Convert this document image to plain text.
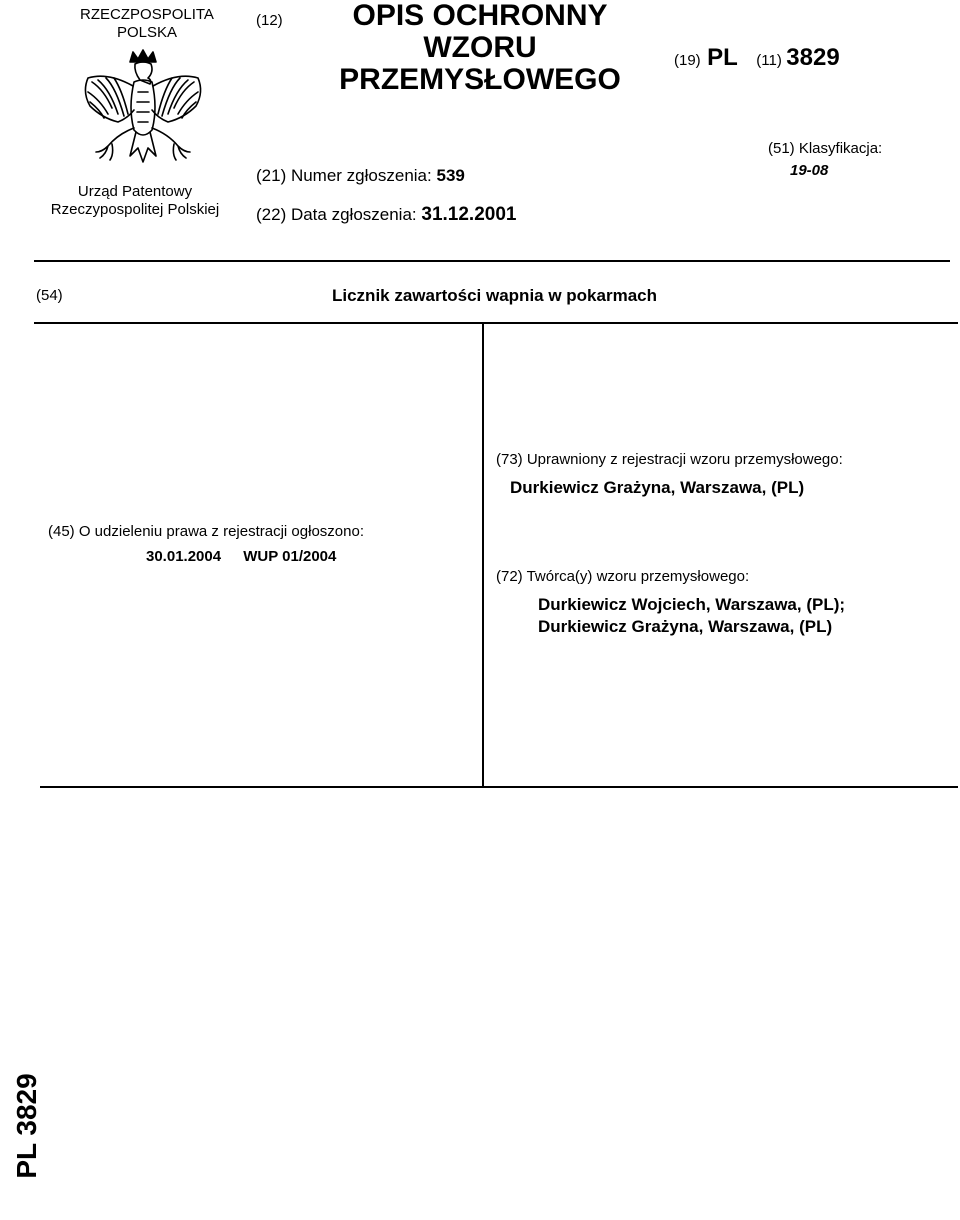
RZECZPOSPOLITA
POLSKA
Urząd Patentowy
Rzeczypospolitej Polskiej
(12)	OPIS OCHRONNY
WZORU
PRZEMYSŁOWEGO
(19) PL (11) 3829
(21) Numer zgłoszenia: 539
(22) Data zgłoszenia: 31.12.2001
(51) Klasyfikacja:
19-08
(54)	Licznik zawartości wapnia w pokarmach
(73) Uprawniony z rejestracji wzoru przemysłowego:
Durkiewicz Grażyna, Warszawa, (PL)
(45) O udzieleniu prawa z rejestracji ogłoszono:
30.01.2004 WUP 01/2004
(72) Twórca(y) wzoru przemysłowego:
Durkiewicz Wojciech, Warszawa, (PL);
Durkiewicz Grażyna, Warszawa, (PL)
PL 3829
----------------------------------------
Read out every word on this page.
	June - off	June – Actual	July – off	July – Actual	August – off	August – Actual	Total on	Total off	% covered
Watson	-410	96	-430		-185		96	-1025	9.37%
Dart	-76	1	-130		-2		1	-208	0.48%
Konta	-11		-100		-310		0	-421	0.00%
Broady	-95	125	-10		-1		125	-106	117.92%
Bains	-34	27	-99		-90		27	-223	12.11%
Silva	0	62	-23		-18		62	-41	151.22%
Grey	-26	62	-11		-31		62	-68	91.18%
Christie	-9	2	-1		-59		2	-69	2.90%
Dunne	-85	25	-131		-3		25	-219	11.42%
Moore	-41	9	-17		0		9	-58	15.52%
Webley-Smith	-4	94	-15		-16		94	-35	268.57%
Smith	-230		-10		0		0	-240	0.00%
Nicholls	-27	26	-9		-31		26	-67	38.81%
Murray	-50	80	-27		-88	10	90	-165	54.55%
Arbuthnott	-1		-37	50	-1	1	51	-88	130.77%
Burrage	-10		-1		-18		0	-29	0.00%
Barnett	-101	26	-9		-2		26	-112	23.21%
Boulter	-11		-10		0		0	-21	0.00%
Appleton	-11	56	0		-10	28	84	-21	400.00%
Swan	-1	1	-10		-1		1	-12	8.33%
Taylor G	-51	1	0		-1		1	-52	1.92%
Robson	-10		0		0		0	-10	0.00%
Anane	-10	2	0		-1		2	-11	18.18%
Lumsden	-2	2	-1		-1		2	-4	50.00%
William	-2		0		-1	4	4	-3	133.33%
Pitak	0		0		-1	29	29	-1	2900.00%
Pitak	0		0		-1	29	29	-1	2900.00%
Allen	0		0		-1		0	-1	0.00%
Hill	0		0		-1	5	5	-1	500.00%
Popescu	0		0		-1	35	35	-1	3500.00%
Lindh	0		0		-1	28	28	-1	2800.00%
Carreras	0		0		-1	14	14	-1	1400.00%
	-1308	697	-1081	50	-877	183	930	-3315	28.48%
----------------------------------------
Instructions to follow ▸ Find every line above that contains the word "rejestracji", and return each one.

The output ▸
(73) Uprawniony z rejestracji wzoru przemysłowego:
(45) O udzieleniu prawa z rejestracji ogłoszono:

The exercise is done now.